Records shown>

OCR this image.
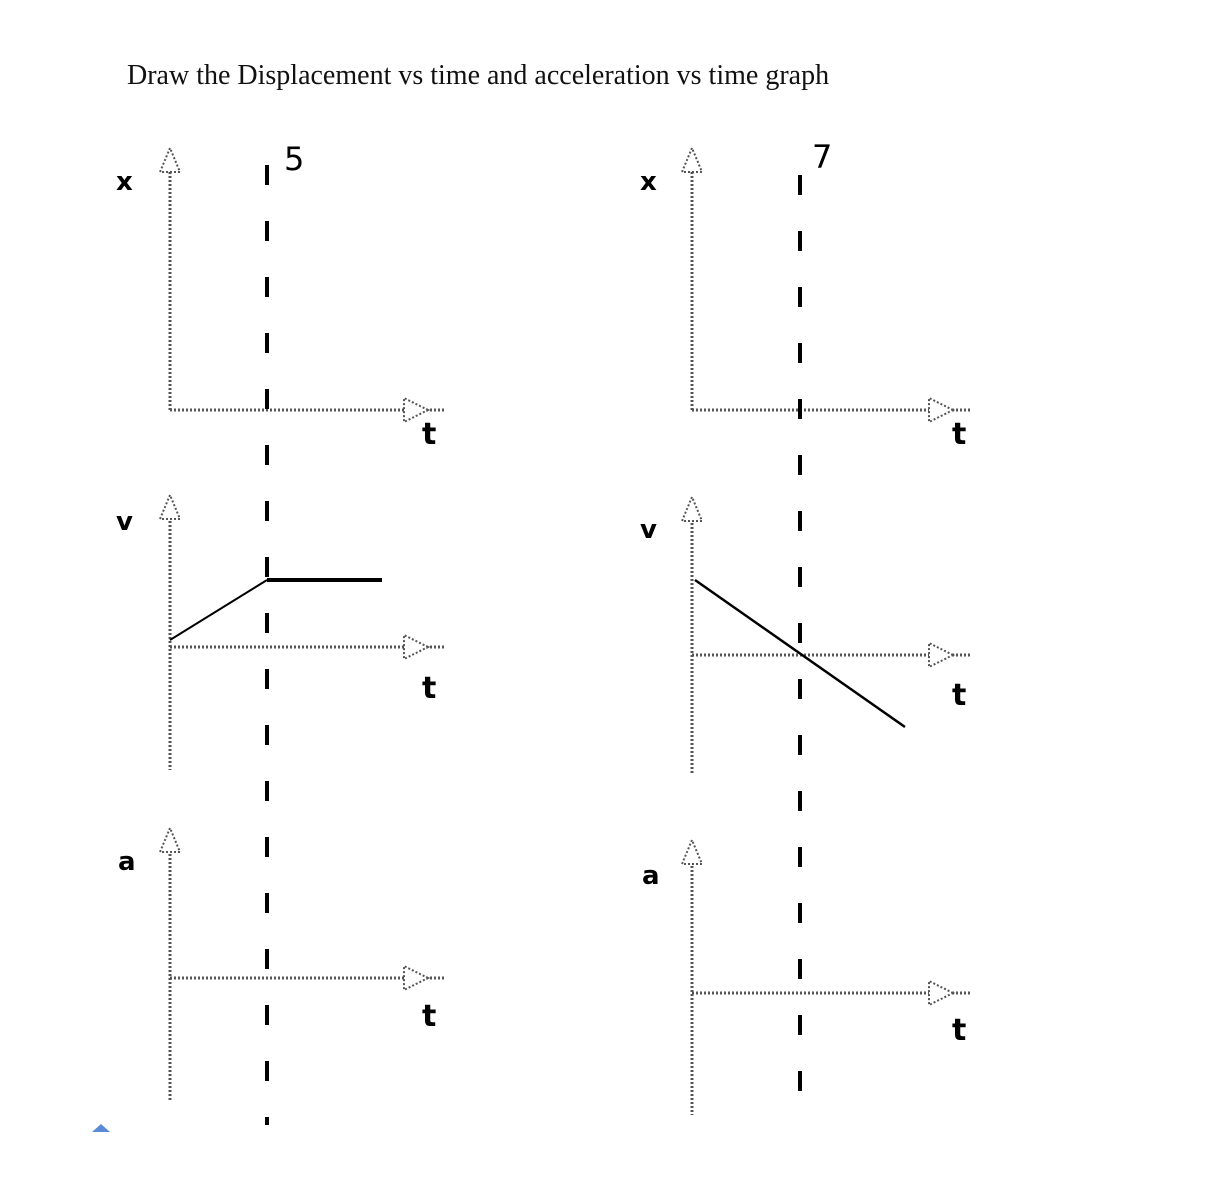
Draw the Displacement vs time and acceleration vs time graph
x
t
v
t
a
t
5
x
t
v
t
a
t
7
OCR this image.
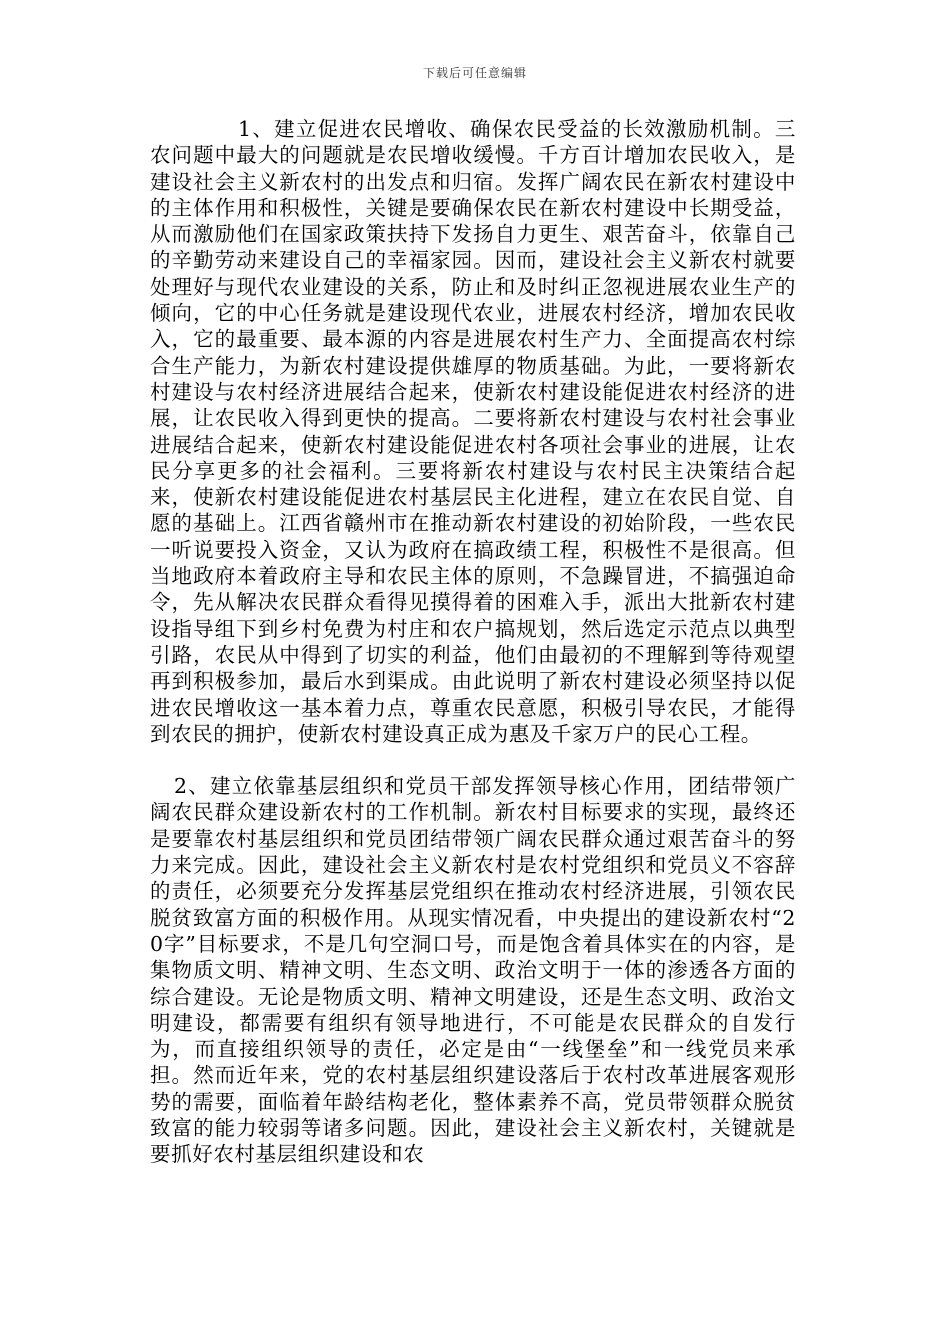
下载后可任意编辑

1、建立促进农民增收、确保农民受益的长效激励机制。三农问题中最大的问题就是农民增收缓慢。千方百计增加农民收入，是建设社会主义新农村的出发点和归宿。发挥广阔农民在新农村建设中的主体作用和积极性，关键是要确保农民在新农村建设中长期受益，从而激励他们在国家政策扶持下发扬自力更生、艰苦奋斗，依靠自己的辛勤劳动来建设自己的幸福家园。因而，建设社会主义新农村就要处理好与现代农业建设的关系，防止和及时纠正忽视进展农业生产的倾向，它的中心任务就是建设现代农业，进展农村经济，增加农民收入，它的最重要、最本源的内容是进展农村生产力、全面提高农村综合生产能力，为新农村建设提供雄厚的物质基础。为此，一要将新农村建设与农村经济进展结合起来，使新农村建设能促进农村经济的进展，让农民收入得到更快的提高。二要将新农村建设与农村社会事业进展结合起来，使新农村建设能促进农村各项社会事业的进展，让农民分享更多的社会福利。三要将新农村建设与农村民主决策结合起来，使新农村建设能促进农村基层民主化进程，建立在农民自觉、自愿的基础上。江西省赣州市在推动新农村建设的初始阶段，一些农民一听说要投入资金，又认为政府在搞政绩工程，积极性不是很高。但当地政府本着政府主导和农民主体的原则，不急躁冒进，不搞强迫命令，先从解决农民群众看得见摸得着的困难入手，派出大批新农村建设指导组下到乡村免费为村庄和农户搞规划，然后选定示范点以典型引路，农民从中得到了切实的利益，他们由最初的不理解到等待观望再到积极参加，最后水到渠成。由此说明了新农村建设必须坚持以促进农民增收这一基本着力点，尊重农民意愿，积极引导农民，才能得到农民的拥护，使新农村建设真正成为惠及千家万户的民心工程。

2、建立依靠基层组织和党员干部发挥领导核心作用，团结带领广阔农民群众建设新农村的工作机制。新农村目标要求的实现，最终还是要靠农村基层组织和党员团结带领广阔农民群众通过艰苦奋斗的努力来完成。因此，建设社会主义新农村是农村党组织和党员义不容辞的责任，必须要充分发挥基层党组织在推动农村经济进展，引领农民脱贫致富方面的积极作用。从现实情况看，中央提出的建设新农村“20字”目标要求，不是几句空洞口号，而是饱含着具体实在的内容，是集物质文明、精神文明、生态文明、政治文明于一体的渗透各方面的综合建设。无论是物质文明、精神文明建设，还是生态文明、政治文明建设，都需要有组织有领导地进行，不可能是农民群众的自发行为，而直接组织领导的责任，必定是由“一线堡垒”和一线党员来承担。然而近年来，党的农村基层组织建设落后于农村改革进展客观形势的需要，面临着年龄结构老化，整体素养不高，党员带领群众脱贫致富的能力较弱等诸多问题。因此，建设社会主义新农村，关键就是要抓好农村基层组织建设和农
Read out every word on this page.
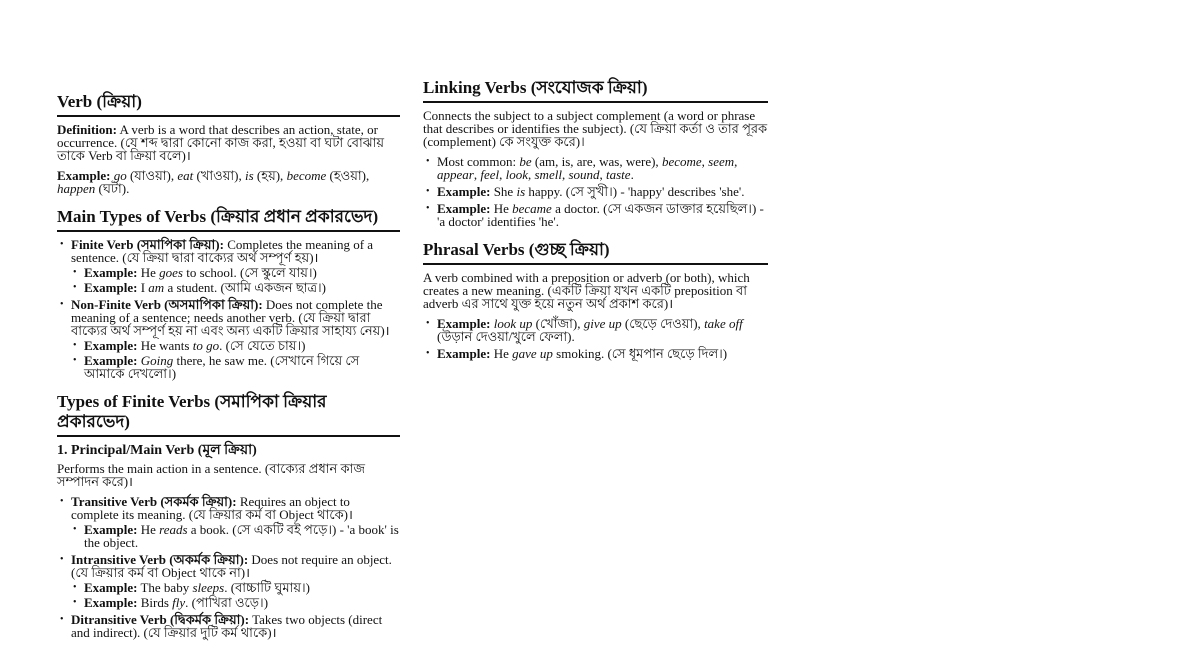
Verb (ক্রিয়া)

Definition: A verb is a word that describes an action, state, or occurrence. (যে শব্দ দ্বারা কোনো কাজ করা, হওয়া বা ঘটা বোঝায় তাকে Verb বা ক্রিয়া বলে)।

Example: go (যাওয়া), eat (খাওয়া), is (হয়), become (হওয়া), happen (ঘটা).

Main Types of Verbs (ক্রিয়ার প্রধান প্রকারভেদ)
• Finite Verb (সমাপিকা ক্রিয়া): Completes the meaning of a sentence. (যে ক্রিয়া দ্বারা বাক্যের অর্থ সম্পূর্ণ হয়)।
• Example: He goes to school. (সে স্কুলে যায়।)
• Example: I am a student. (আমি একজন ছাত্র।)
• Non-Finite Verb (অসমাপিকা ক্রিয়া): Does not complete the meaning of a sentence; needs another verb. (যে ক্রিয়া দ্বারা বাক্যের অর্থ সম্পূর্ণ হয় না এবং অন্য একটি ক্রিয়ার সাহায্য নেয়)।
• Example: He wants to go. (সে যেতে চায়।)
• Example: Going there, he saw me. (সেখানে গিয়ে সে আমাকে দেখলো।)
Types of Finite Verbs (সমাপিকা ক্রিয়ার প্রকারভেদ)
1. Principal/Main Verb (মূল ক্রিয়া)

Performs the main action in a sentence. (বাক্যের প্রধান কাজ সম্পাদন করে)।

• Transitive Verb (সকর্মক ক্রিয়া): Requires an object to complete its meaning. (যে ক্রিয়ার কর্ম বা Object থাকে)।
• Example: He reads a book. (সে একটি বই পড়ে।) - 'a book' is the object.
• Intransitive Verb (অকর্মক ক্রিয়া): Does not require an object. (যে ক্রিয়ার কর্ম বা Object থাকে না)।
• Example: The baby sleeps. (বাচ্চাটি ঘুমায়।)
• Example: Birds fly. (পাখিরা ওড়ে।)
• Ditransitive Verb (দ্বিকর্মক ক্রিয়া): Takes two objects (direct and indirect). (যে ক্রিয়ার দুটি কর্ম থাকে)।
Linking Verbs (সংযোজক ক্রিয়া)

Connects the subject to a subject complement (a word or phrase that describes or identifies the subject). (যে ক্রিয়া কর্তা ও তার পূরক (complement) কে সংযুক্ত করে)।

• Most common: be (am, is, are, was, were), become, seem, appear, feel, look, smell, sound, taste.
• Example: She is happy. (সে সুখী।) - 'happy' describes 'she'.
• Example: He became a doctor. (সে একজন ডাক্তার হয়েছিল।) - 'a doctor' identifies 'he'.
Phrasal Verbs (গুচ্ছ ক্রিয়া)

A verb combined with a preposition or adverb (or both), which creates a new meaning. (একটি ক্রিয়া যখন একটি preposition বা adverb এর সাথে যুক্ত হয়ে নতুন অর্থ প্রকাশ করে)।

• Example: look up (খোঁজা), give up (ছেড়ে দেওয়া), take off (উড়ান দেওয়া/খুলে ফেলা).
• Example: He gave up smoking. (সে ধূমপান ছেড়ে দিল।)
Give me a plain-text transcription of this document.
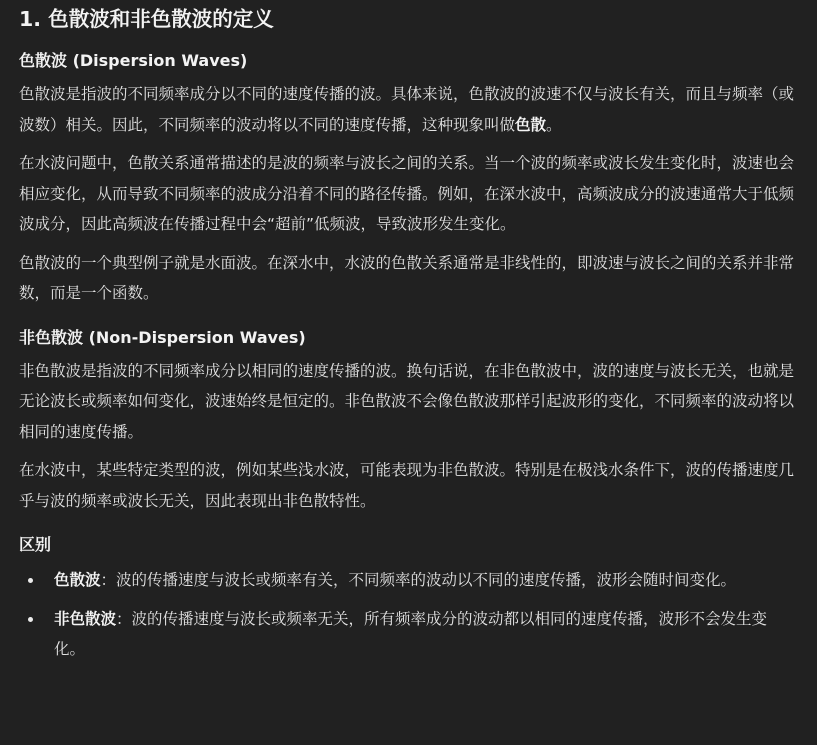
1. 色散波和非色散波的定义
色散波 (Dispersion Waves)

色散波是指波的不同频率成分以不同的速度传播的波。具体来说，色散波的波速不仅与波长有关，而且与频率（或波数）相关。因此，不同频率的波动将以不同的速度传播，这种现象叫做色散。

在水波问题中，色散关系通常描述的是波的频率与波长之间的关系。当一个波的频率或波长发生变化时，波速也会相应变化，从而导致不同频率的波成分沿着不同的路径传播。例如，在深水波中，高频波成分的波速通常大于低频波成分，因此高频波在传播过程中会“超前”低频波，导致波形发生变化。

色散波的一个典型例子就是水面波。在深水中，水波的色散关系通常是非线性的，即波速与波长之间的关系并非常数，而是一个函数。

非色散波 (Non-Dispersion Waves)

非色散波是指波的不同频率成分以相同的速度传播的波。换句话说，在非色散波中，波的速度与波长无关，也就是无论波长或频率如何变化，波速始终是恒定的。非色散波不会像色散波那样引起波形的变化，不同频率的波动将以相同的速度传播。

在水波中，某些特定类型的波，例如某些浅水波，可能表现为非色散波。特别是在极浅水条件下，波的传播速度几乎与波的频率或波长无关，因此表现出非色散特性。

区别
色散波：波的传播速度与波长或频率有关，不同频率的波动以不同的速度传播，波形会随时间变化。
非色散波：波的传播速度与波长或频率无关，所有频率成分的波动都以相同的速度传播，波形不会发生变化。
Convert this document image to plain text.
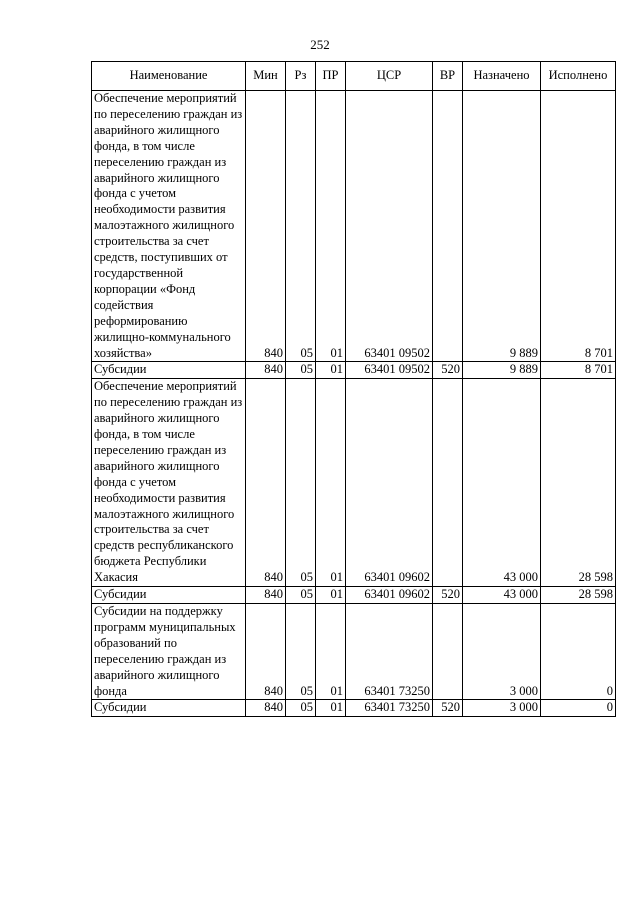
252
Наименование	Мин	Рз	ПР	ЦСР	ВР	Назначено	Исполнено
Обеспечение мероприятий по переселению граждан из аварийного жилищного фонда, в том числе переселению граждан из аварийного жилищного фонда с учетом необходимости развития малоэтажного жилищного строительства за счет средств, поступивших от государственной корпорации «Фонд содействия реформированию жилищно-коммунального хозяйства»	840	05	01	63401 09502		9 889	8 701
Субсидии	840	05	01	63401 09502	520	9 889	8 701
Обеспечение мероприятий по переселению граждан из аварийного жилищного фонда, в том числе переселению граждан из аварийного жилищного фонда с учетом необходимости развития малоэтажного жилищного строительства за счет средств республиканского бюджета Республики Хакасия	840	05	01	63401 09602		43 000	28 598
Субсидии	840	05	01	63401 09602	520	43 000	28 598
Субсидии на поддержку программ муниципальных образований по переселению граждан из аварийного жилищного фонда	840	05	01	63401 73250		3 000	0
Субсидии	840	05	01	63401 73250	520	3 000	0
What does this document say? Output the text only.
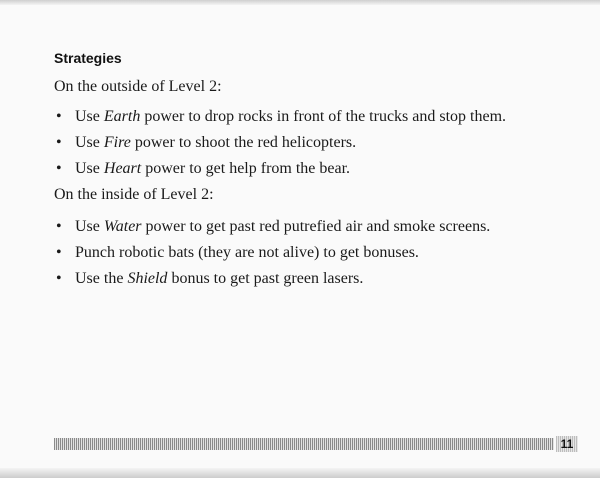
Strategies

On the outside of Level 2:

• Use Earth power to drop rocks in front of the trucks and stop them.
• Use Fire power to shoot the red helicopters.
• Use Heart power to get help from the bear.

On the inside of Level 2:

• Use Water power to get past red putrefied air and smoke screens.
• Punch robotic bats (they are not alive) to get bonuses.
• Use the Shield bonus to get past green lasers.
11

What you need to do> Across the preceding material, how many lines contain the word "this"? State the number alone.

Answer to the problem> 6